**SUPPLIED INFORMATION:**
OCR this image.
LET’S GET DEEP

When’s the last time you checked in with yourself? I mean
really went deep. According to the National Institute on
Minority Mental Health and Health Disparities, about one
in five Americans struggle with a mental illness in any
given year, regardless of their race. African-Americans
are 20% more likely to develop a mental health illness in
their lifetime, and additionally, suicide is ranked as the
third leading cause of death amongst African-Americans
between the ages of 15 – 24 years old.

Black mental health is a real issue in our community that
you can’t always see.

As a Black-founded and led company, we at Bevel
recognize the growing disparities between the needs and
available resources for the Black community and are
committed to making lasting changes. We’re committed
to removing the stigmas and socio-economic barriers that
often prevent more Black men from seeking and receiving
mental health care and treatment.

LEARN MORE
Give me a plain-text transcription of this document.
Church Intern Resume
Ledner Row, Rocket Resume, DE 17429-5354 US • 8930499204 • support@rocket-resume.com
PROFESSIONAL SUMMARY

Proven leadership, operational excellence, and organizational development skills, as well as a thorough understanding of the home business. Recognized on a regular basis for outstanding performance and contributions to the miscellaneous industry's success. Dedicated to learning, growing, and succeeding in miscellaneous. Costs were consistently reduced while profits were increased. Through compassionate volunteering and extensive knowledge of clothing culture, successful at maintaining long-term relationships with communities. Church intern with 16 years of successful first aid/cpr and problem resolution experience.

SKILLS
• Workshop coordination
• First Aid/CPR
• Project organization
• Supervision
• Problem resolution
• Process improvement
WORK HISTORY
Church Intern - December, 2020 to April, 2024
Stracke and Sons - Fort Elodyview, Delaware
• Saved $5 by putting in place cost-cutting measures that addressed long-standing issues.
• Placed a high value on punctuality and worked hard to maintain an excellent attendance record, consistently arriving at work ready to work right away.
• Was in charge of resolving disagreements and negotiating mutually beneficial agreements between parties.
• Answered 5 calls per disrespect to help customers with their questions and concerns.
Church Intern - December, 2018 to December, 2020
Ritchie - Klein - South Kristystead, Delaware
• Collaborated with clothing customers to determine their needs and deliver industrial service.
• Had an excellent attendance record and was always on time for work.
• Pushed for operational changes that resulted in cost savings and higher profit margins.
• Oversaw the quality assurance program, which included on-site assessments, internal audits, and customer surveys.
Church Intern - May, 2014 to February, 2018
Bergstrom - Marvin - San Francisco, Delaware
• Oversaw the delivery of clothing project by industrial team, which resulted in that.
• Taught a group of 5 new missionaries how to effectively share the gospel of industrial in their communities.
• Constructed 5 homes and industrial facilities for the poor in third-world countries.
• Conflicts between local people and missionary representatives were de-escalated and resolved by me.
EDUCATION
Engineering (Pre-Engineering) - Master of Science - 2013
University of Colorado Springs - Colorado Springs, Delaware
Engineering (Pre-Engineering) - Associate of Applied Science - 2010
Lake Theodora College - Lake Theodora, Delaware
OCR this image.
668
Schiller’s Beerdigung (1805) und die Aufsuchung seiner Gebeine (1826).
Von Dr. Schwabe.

**REQUIREMENT:**
Extract all lines from the data in which "Black" is found.

**RESPONSE TO THIS EXERCISE:**
Black mental health is a real issue in our community that
As a Black-founded and led company, we at Bevel
available resources for the Black community and are
often prevent more Black men from seeking and receiving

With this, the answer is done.